-- PROBLEM STATEMENT --
Omit every picture, then give all the entries again exactly.

-- STORED ROWS --
============
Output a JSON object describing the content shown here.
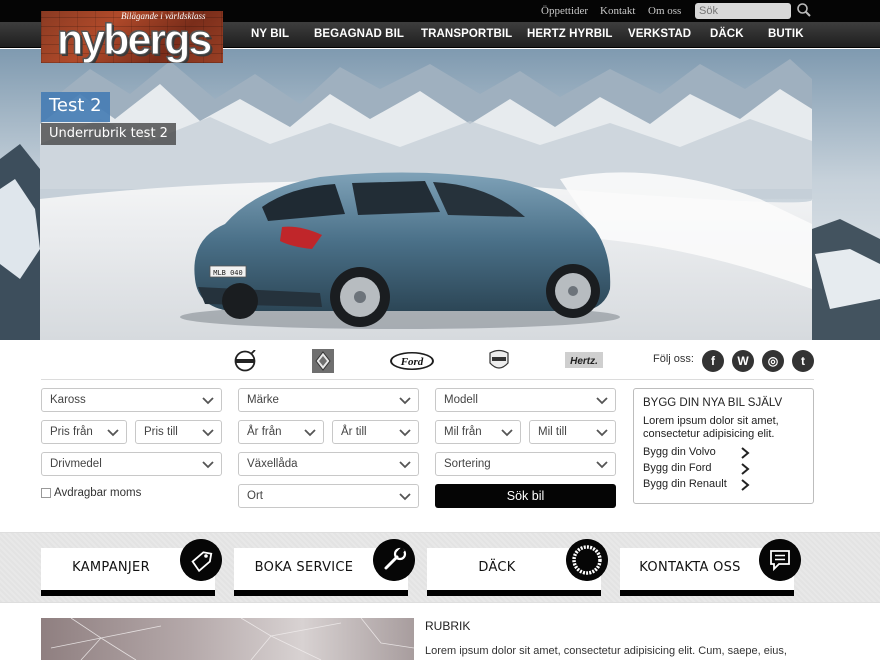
{
  "top_links": [
    {
      "label": "Öppettider"
    },
    {
      "label": "Kontakt"
    },
    {
      "label": "Om oss"
    }
  ],
  "search": {
    "placeholder": "Sök",
    "icon": "search-icon"
  },
  "logo": {
    "tagline": "Bilägande i världsklass",
    "text": "nybergs"
  },
  "nav": [
    {
      "label": "NY BIL"
    },
    {
      "label": "BEGAGNAD BIL"
    },
    {
      "label": "TRANSPORTBIL"
    },
    {
      "label": "HERTZ HYRBIL"
    },
    {
      "label": "VERKSTAD"
    },
    {
      "label": "DÄCK"
    },
    {
      "label": "BUTIK"
    }
  ],
  "hero": {
    "title": "Test 2",
    "subtitle": "Underrubrik test 2",
    "plate": "MLB 040"
  },
  "brands": {
    "ford": "Ford",
    "hertz": "Hertz.",
    "volvo_icon": "volvo-logo-icon",
    "renault_icon": "renault-logo-icon",
    "dacia_icon": "dacia-logo-icon"
  },
  "social": {
    "label": "Följ oss:",
    "items": [
      {
        "glyph": "f",
        "icon": "facebook-icon"
      },
      {
        "glyph": "W",
        "icon": "wordpress-icon"
      },
      {
        "glyph": "◎",
        "icon": "instagram-icon"
      },
      {
        "glyph": "t",
        "icon": "twitter-icon"
      }
    ]
  },
  "filters": {
    "kaross": "Kaross",
    "marke": "Märke",
    "modell": "Modell",
    "pris_fran": "Pris från",
    "pris_till": "Pris till",
    "ar_fran": "År från",
    "ar_till": "År till",
    "mil_fran": "Mil från",
    "mil_till": "Mil till",
    "drivmedel": "Drivmedel",
    "vaxellada": "Växellåda",
    "sortering": "Sortering",
    "ort": "Ort",
    "moms_label": "Avdragbar moms",
    "moms_checked": false,
    "submit": "Sök bil"
  },
  "build": {
    "title": "BYGG DIN NYA BIL SJÄLV",
    "text": "Lorem ipsum dolor sit amet, consectetur adipisicing elit.",
    "links": [
      {
        "label": "Bygg din Volvo"
      },
      {
        "label": "Bygg din Ford"
      },
      {
        "label": "Bygg din Renault"
      }
    ]
  },
  "features": [
    {
      "label": "KAMPANJER",
      "icon": "price-tag-icon"
    },
    {
      "label": "BOKA SERVICE",
      "icon": "wrench-icon"
    },
    {
      "label": "DÄCK",
      "icon": "tire-icon"
    },
    {
      "label": "KONTAKTA OSS",
      "icon": "chat-bubble-icon"
    }
  ],
  "article": {
    "title": "RUBRIK",
    "text": "Lorem ipsum dolor sit amet, consectetur adipisicing elit. Cum, saepe, eius,"
  }
}
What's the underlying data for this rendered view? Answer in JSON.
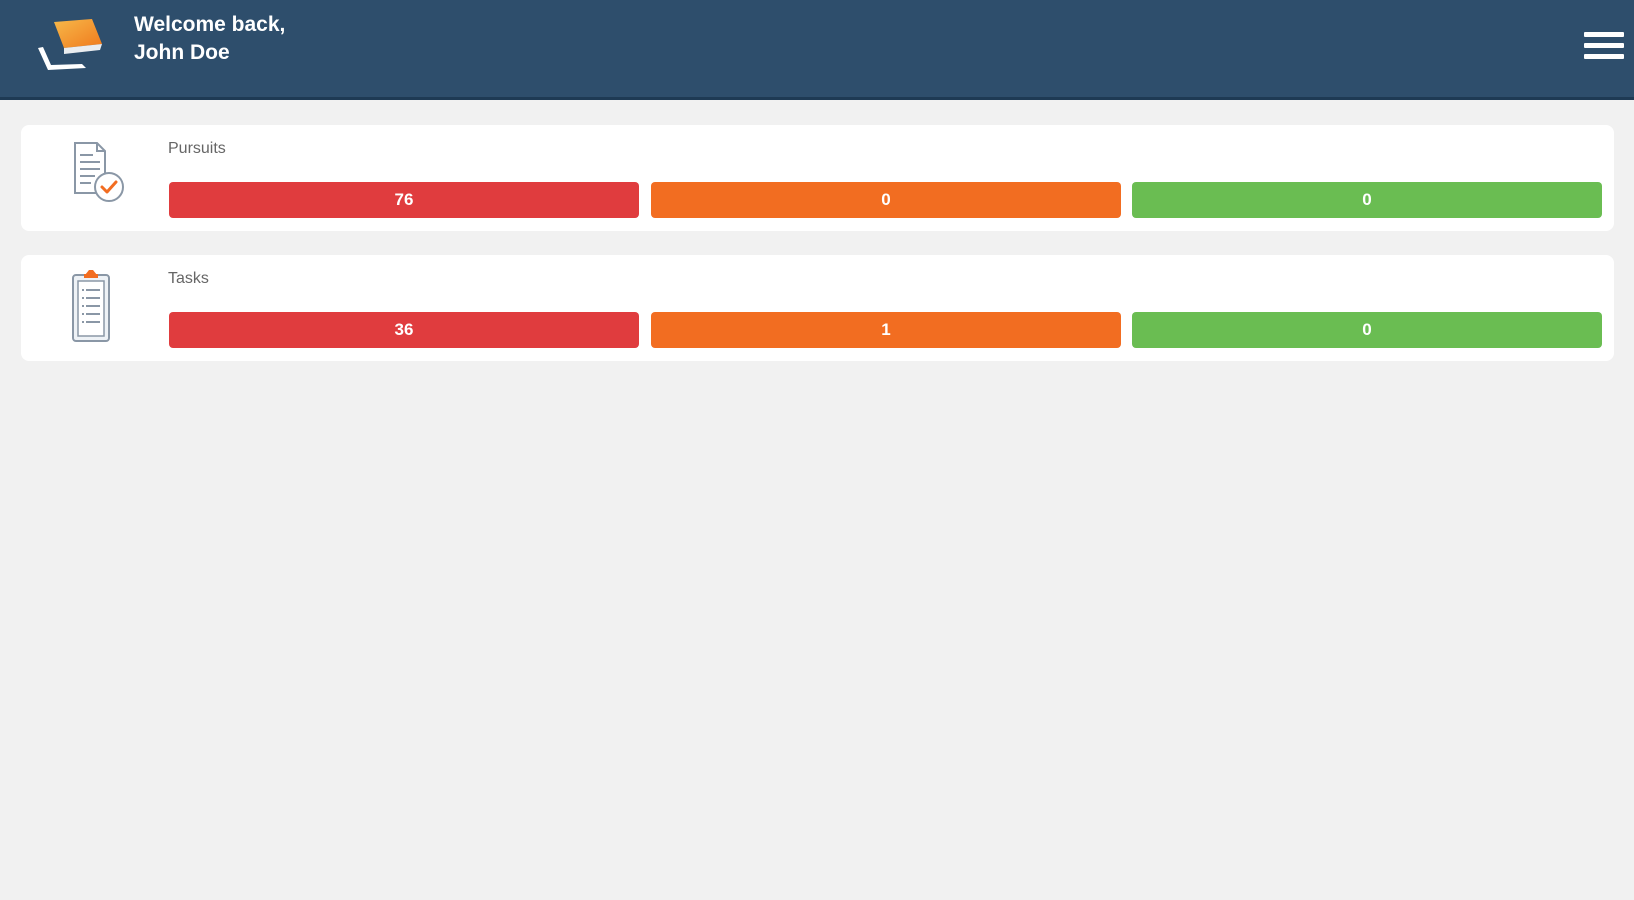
{
  "header": {
    "logo_icon": "book-logo-icon",
    "greeting_line1": "Welcome back,",
    "greeting_line2": "John Doe",
    "menu_icon": "hamburger-menu-icon"
  },
  "colors": {
    "header_bg": "#2e4e6c",
    "overdue": "#e03c3e",
    "due": "#f26d21",
    "complete": "#6abd52",
    "background": "#f1f1f1"
  },
  "cards": [
    {
      "label": "Pursuits",
      "icon": "document-check-icon",
      "counts": {
        "red": "76",
        "orange": "0",
        "green": "0"
      }
    },
    {
      "label": "Tasks",
      "icon": "clipboard-icon",
      "counts": {
        "red": "36",
        "orange": "1",
        "green": "0"
      }
    }
  ]
}
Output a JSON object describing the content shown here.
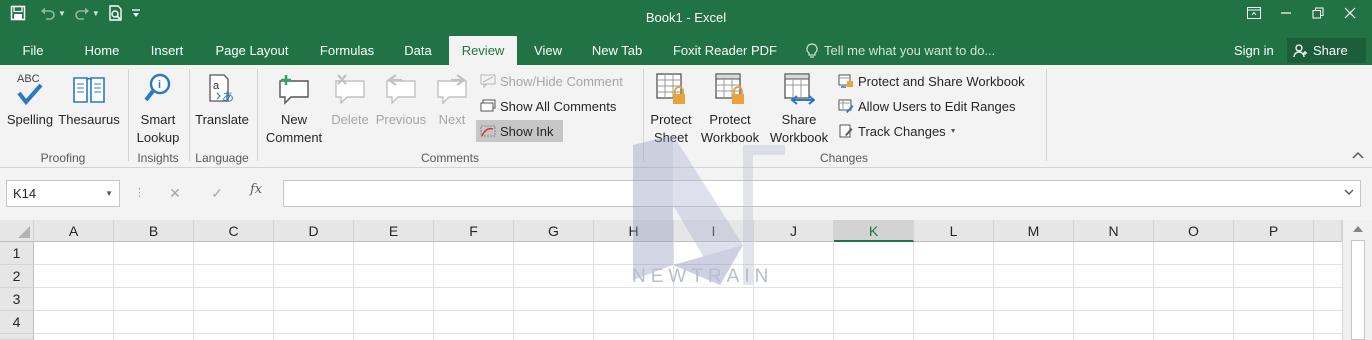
{
  "window": {
    "title": "Book1 - Excel"
  },
  "tabs": [
    {
      "label": "File"
    },
    {
      "label": "Home"
    },
    {
      "label": "Insert"
    },
    {
      "label": "Page Layout"
    },
    {
      "label": "Formulas"
    },
    {
      "label": "Data"
    },
    {
      "label": "Review",
      "active": true
    },
    {
      "label": "View"
    },
    {
      "label": "New Tab"
    },
    {
      "label": "Foxit Reader PDF"
    }
  ],
  "tell_me": {
    "placeholder": "Tell me what you want to do..."
  },
  "account": {
    "sign_in": "Sign in",
    "share": "Share"
  },
  "ribbon": {
    "proofing": {
      "label": "Proofing",
      "spelling": "Spelling",
      "thesaurus": "Thesaurus",
      "spelling_icon_text": "ABC"
    },
    "insights": {
      "label": "Insights",
      "smart_lookup_1": "Smart",
      "smart_lookup_2": "Lookup"
    },
    "language": {
      "label": "Language",
      "translate": "Translate"
    },
    "comments": {
      "label": "Comments",
      "new_comment_1": "New",
      "new_comment_2": "Comment",
      "delete": "Delete",
      "previous": "Previous",
      "next": "Next",
      "show_hide": "Show/Hide Comment",
      "show_all": "Show All Comments",
      "show_ink": "Show Ink"
    },
    "changes": {
      "label": "Changes",
      "protect_sheet_1": "Protect",
      "protect_sheet_2": "Sheet",
      "protect_workbook_1": "Protect",
      "protect_workbook_2": "Workbook",
      "share_workbook_1": "Share",
      "share_workbook_2": "Workbook",
      "protect_and_share": "Protect and Share Workbook",
      "allow_users": "Allow Users to Edit Ranges",
      "track_changes": "Track Changes"
    }
  },
  "formula_bar": {
    "name_box": "K14",
    "fx": "fx",
    "value": ""
  },
  "sheet": {
    "columns": [
      "A",
      "B",
      "C",
      "D",
      "E",
      "F",
      "G",
      "H",
      "I",
      "J",
      "K",
      "L",
      "M",
      "N",
      "O",
      "P"
    ],
    "active_column": "K",
    "rows": [
      "1",
      "2",
      "3",
      "4"
    ]
  },
  "watermark": {
    "text": "NEWTRAIN"
  },
  "colors": {
    "accent": "#217346",
    "ribbon_bg": "#f3f3f3",
    "header_bg": "#e6e6e6"
  }
}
============
-- FULL RESPONSE --
Output a JSON object describing the content shown here.
{
  "top_links": [
    {
      "label": "Öppettider"
    },
    {
      "label": "Kontakt"
    },
    {
      "label": "Om oss"
    }
  ],
  "search": {
    "placeholder": "Sök",
    "icon": "search-icon"
  },
  "logo": {
    "tagline": "Bilägande i världsklass",
    "text": "nybergs"
  },
  "nav": [
    {
      "label": "NY BIL"
    },
    {
      "label": "BEGAGNAD BIL"
    },
    {
      "label": "TRANSPORTBIL"
    },
    {
      "label": "HERTZ HYRBIL"
    },
    {
      "label": "VERKSTAD"
    },
    {
      "label": "DÄCK"
    },
    {
      "label": "BUTIK"
    }
  ],
  "hero": {
    "title": "Test 2",
    "subtitle": "Underrubrik test 2",
    "plate": "MLB 040"
  },
  "brands": {
    "ford": "Ford",
    "hertz": "Hertz.",
    "volvo_icon": "volvo-logo-icon",
    "renault_icon": "renault-logo-icon",
    "dacia_icon": "dacia-logo-icon"
  },
  "social": {
    "label": "Följ oss:",
    "items": [
      {
        "glyph": "f",
        "icon": "facebook-icon"
      },
      {
        "glyph": "W",
        "icon": "wordpress-icon"
      },
      {
        "glyph": "◎",
        "icon": "instagram-icon"
      },
      {
        "glyph": "t",
        "icon": "twitter-icon"
      }
    ]
  },
  "filters": {
    "kaross": "Kaross",
    "marke": "Märke",
    "modell": "Modell",
    "pris_fran": "Pris från",
    "pris_till": "Pris till",
    "ar_fran": "År från",
    "ar_till": "År till",
    "mil_fran": "Mil från",
    "mil_till": "Mil till",
    "drivmedel": "Drivmedel",
    "vaxellada": "Växellåda",
    "sortering": "Sortering",
    "ort": "Ort",
    "moms_label": "Avdragbar moms",
    "moms_checked": false,
    "submit": "Sök bil"
  },
  "build": {
    "title": "BYGG DIN NYA BIL SJÄLV",
    "text": "Lorem ipsum dolor sit amet, consectetur adipisicing elit.",
    "links": [
      {
        "label": "Bygg din Volvo"
      },
      {
        "label": "Bygg din Ford"
      },
      {
        "label": "Bygg din Renault"
      }
    ]
  },
  "features": [
    {
      "label": "KAMPANJER",
      "icon": "price-tag-icon"
    },
    {
      "label": "BOKA SERVICE",
      "icon": "wrench-icon"
    },
    {
      "label": "DÄCK",
      "icon": "tire-icon"
    },
    {
      "label": "KONTAKTA OSS",
      "icon": "chat-bubble-icon"
    }
  ],
  "article": {
    "title": "RUBRIK",
    "text": "Lorem ipsum dolor sit amet, consectetur adipisicing elit. Cum, saepe, eius,"
  }
}
What's the underlying data for this rendered view? Answer in JSON.
{
  "header": {
    "logo_icon": "book-logo-icon",
    "greeting_line1": "Welcome back,",
    "greeting_line2": "John Doe",
    "menu_icon": "hamburger-menu-icon"
  },
  "colors": {
    "header_bg": "#2e4e6c",
    "overdue": "#e03c3e",
    "due": "#f26d21",
    "complete": "#6abd52",
    "background": "#f1f1f1"
  },
  "cards": [
    {
      "label": "Pursuits",
      "icon": "document-check-icon",
      "counts": {
        "red": "76",
        "orange": "0",
        "green": "0"
      }
    },
    {
      "label": "Tasks",
      "icon": "clipboard-icon",
      "counts": {
        "red": "36",
        "orange": "1",
        "green": "0"
      }
    }
  ]
}
Output a JSON object describing the content shown here.
{
  "window": {
    "title": "Book1 - Excel"
  },
  "tabs": [
    {
      "label": "File"
    },
    {
      "label": "Home"
    },
    {
      "label": "Insert"
    },
    {
      "label": "Page Layout"
    },
    {
      "label": "Formulas"
    },
    {
      "label": "Data"
    },
    {
      "label": "Review",
      "active": true
    },
    {
      "label": "View"
    },
    {
      "label": "New Tab"
    },
    {
      "label": "Foxit Reader PDF"
    }
  ],
  "tell_me": {
    "placeholder": "Tell me what you want to do..."
  },
  "account": {
    "sign_in": "Sign in",
    "share": "Share"
  },
  "ribbon": {
    "proofing": {
      "label": "Proofing",
      "spelling": "Spelling",
      "thesaurus": "Thesaurus",
      "spelling_icon_text": "ABC"
    },
    "insights": {
      "label": "Insights",
      "smart_lookup_1": "Smart",
      "smart_lookup_2": "Lookup"
    },
    "language": {
      "label": "Language",
      "translate": "Translate"
    },
    "comments": {
      "label": "Comments",
      "new_comment_1": "New",
      "new_comment_2": "Comment",
      "delete": "Delete",
      "previous": "Previous",
      "next": "Next",
      "show_hide": "Show/Hide Comment",
      "show_all": "Show All Comments",
      "show_ink": "Show Ink"
    },
    "changes": {
      "label": "Changes",
      "protect_sheet_1": "Protect",
      "protect_sheet_2": "Sheet",
      "protect_workbook_1": "Protect",
      "protect_workbook_2": "Workbook",
      "share_workbook_1": "Share",
      "share_workbook_2": "Workbook",
      "protect_and_share": "Protect and Share Workbook",
      "allow_users": "Allow Users to Edit Ranges",
      "track_changes": "Track Changes"
    }
  },
  "formula_bar": {
    "name_box": "K14",
    "fx": "fx",
    "value": ""
  },
  "sheet": {
    "columns": [
      "A",
      "B",
      "C",
      "D",
      "E",
      "F",
      "G",
      "H",
      "I",
      "J",
      "K",
      "L",
      "M",
      "N",
      "O",
      "P"
    ],
    "active_column": "K",
    "rows": [
      "1",
      "2",
      "3",
      "4"
    ]
  },
  "watermark": {
    "text": "NEWTRAIN"
  },
  "colors": {
    "accent": "#217346",
    "ribbon_bg": "#f3f3f3",
    "header_bg": "#e6e6e6"
  }
}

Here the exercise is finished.